_DAFTAR TUGAS_
1. Salin kembali bagian artikel tentang kemerdekaan intelektual dari "MENYOAL KEMERDEKAAN INTELEKTUAL - Tinta" sampai "pembungkaman suara-suara kritis.". Tukar "78 tahun" dengan "tujuh puluh delapan tahun".
2. Menurut artikel tentang kemerdekaan intelektual, berapa usia kemerdekaan yang diperingati bangsa ini?
3. Tolong jelaskan, berdasarkan artikel tentang kemerdekaan intelektual, mengapa rakyat semakin hidup sengsara.

_KUTIPAN TEKS_
····················

MENYOAL KEMERDEKAAN INTELEKTUAL - Tinta Media

Sabtu, 02 September 2023

MENYOAL KEMERDEKAAN INTELEKTUAL





Tinta Media  - Kemerdekaan yang diperingati bangsa ini telah berusia 78 tahun. Berbagai pertanyaan kritis justru dilontarkan oleh banyak kalangan : apakah negeri ini benar-benar telah merdeka ?. Pertanyaan ini dilontarkan di tengah deraan berbagai persoalan yang kita menggurita di negeri ini, mulai dari budaya korupsi yang kian akut, hutang rakyat yang kian menggunung, amoralitas remaja yang kian menggila, kekuasaan yang kian represif sampai upaya pembungkaman suara-suara kritis. 

  

Jika dahulu, negeri ini dijajah oleh bangsa asing, nampaknya sekarang ditambah oleh bangsa sendiri. Penjajahan itu berupa kekuasaan yang pro aseng dan asing. Dahulu Negara-negara kapitalis menjajah negeri ini, namun sekarang mereka tetap diberikan karpet merah untuk tetap mengeruk sumber daya alam negeri ini. Akibatnya rakyat semakin hidup sengsara dan terbelenggu saat menyuarakan perlawanan. Tak ketinggalan bagi kaum intelektual, suaranya juga semakin dibungkam oleh kekuasaan oligarkis.

····················

_LISTING YANG DISEDIAKAN_
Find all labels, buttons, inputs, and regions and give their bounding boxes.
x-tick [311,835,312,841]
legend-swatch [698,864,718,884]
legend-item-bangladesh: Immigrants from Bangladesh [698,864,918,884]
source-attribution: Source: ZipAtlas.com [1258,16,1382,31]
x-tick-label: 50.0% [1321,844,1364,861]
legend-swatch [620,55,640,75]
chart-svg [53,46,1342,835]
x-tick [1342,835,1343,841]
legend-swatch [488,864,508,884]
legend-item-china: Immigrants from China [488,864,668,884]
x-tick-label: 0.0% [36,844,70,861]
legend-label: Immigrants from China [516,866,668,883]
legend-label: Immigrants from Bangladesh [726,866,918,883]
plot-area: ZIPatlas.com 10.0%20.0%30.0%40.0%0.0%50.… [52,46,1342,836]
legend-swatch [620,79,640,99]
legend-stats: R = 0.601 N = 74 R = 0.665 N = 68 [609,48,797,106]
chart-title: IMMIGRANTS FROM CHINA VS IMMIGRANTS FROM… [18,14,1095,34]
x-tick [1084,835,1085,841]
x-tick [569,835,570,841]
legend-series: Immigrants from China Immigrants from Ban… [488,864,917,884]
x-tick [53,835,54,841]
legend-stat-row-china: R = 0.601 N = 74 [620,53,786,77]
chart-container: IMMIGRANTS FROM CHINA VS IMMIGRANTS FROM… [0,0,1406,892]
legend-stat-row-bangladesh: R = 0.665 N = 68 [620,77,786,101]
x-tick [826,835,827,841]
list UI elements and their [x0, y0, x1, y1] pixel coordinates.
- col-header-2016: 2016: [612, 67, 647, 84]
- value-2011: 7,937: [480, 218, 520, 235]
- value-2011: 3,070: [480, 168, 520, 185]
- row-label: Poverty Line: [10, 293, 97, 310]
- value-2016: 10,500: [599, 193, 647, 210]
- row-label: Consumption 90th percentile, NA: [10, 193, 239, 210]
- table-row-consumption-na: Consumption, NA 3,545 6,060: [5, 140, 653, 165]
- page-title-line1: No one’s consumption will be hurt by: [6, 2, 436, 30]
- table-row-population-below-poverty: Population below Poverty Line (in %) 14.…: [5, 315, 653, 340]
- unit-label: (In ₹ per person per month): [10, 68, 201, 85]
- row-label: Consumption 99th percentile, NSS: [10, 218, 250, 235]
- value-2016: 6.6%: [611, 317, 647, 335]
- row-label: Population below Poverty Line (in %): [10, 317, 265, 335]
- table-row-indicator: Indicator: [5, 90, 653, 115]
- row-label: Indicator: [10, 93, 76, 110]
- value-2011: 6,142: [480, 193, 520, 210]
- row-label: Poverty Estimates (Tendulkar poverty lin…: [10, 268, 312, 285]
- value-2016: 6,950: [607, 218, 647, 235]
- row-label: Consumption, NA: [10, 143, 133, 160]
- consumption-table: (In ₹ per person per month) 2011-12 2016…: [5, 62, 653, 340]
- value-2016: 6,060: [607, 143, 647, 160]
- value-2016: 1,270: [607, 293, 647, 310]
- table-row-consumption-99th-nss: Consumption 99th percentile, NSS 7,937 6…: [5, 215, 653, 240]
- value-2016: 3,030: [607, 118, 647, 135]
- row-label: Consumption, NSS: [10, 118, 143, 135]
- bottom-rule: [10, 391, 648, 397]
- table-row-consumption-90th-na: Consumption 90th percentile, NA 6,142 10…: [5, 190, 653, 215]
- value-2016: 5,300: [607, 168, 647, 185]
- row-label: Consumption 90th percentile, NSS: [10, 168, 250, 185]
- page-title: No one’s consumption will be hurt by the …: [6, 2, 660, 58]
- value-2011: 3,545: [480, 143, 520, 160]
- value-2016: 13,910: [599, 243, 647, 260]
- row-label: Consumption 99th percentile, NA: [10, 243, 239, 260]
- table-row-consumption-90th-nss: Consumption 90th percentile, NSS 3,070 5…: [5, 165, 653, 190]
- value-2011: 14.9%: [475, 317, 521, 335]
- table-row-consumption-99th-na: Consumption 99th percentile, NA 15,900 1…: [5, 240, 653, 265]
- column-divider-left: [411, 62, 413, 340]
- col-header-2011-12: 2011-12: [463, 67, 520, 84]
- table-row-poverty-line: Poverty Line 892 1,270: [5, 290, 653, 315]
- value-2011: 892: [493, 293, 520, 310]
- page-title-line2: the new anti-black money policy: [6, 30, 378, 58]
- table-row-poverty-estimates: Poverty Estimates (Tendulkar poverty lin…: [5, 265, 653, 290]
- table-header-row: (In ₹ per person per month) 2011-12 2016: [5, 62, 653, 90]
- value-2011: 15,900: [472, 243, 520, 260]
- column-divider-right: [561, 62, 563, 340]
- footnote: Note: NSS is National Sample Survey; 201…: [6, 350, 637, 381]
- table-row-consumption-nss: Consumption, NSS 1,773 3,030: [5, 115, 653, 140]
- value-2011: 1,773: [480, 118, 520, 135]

····················

_JAWABAN TUGAS_
1.
MENYOAL KEMERDEKAAN INTELEKTUAL - Tinta Media

Sabtu, 02 September 2023

MENYOAL KEMERDEKAAN INTELEKTUAL





Tinta Media  - Kemerdekaan yang diperingati bangsa ini telah berusia tujuh puluh delapan tahun. Berbagai pertanyaan kritis justru dilontarkan oleh banyak kalangan : apakah negeri ini benar-benar telah merdeka ?. Pertanyaan ini dilontarkan di tengah deraan berbagai persoalan yang kita menggurita di negeri ini, mulai dari budaya korupsi yang kian akut, hutang rakyat yang kian menggunung, amoralitas remaja yang kian menggila, kekuasaan yang kian represif sampai upaya pembungkaman suara-suara kritis.

2. Kemerdekaan itu telah berusia 78 tahun.

3. Negara-negara kapitalis yang dahulu menjajah negeri ini sekarang tetap diberi karpet merah untuk mengeruk sumber daya alamnya. Akibatnya, rakyat semakin hidup sengsara dan terbelenggu saat menyuarakan perlawanan.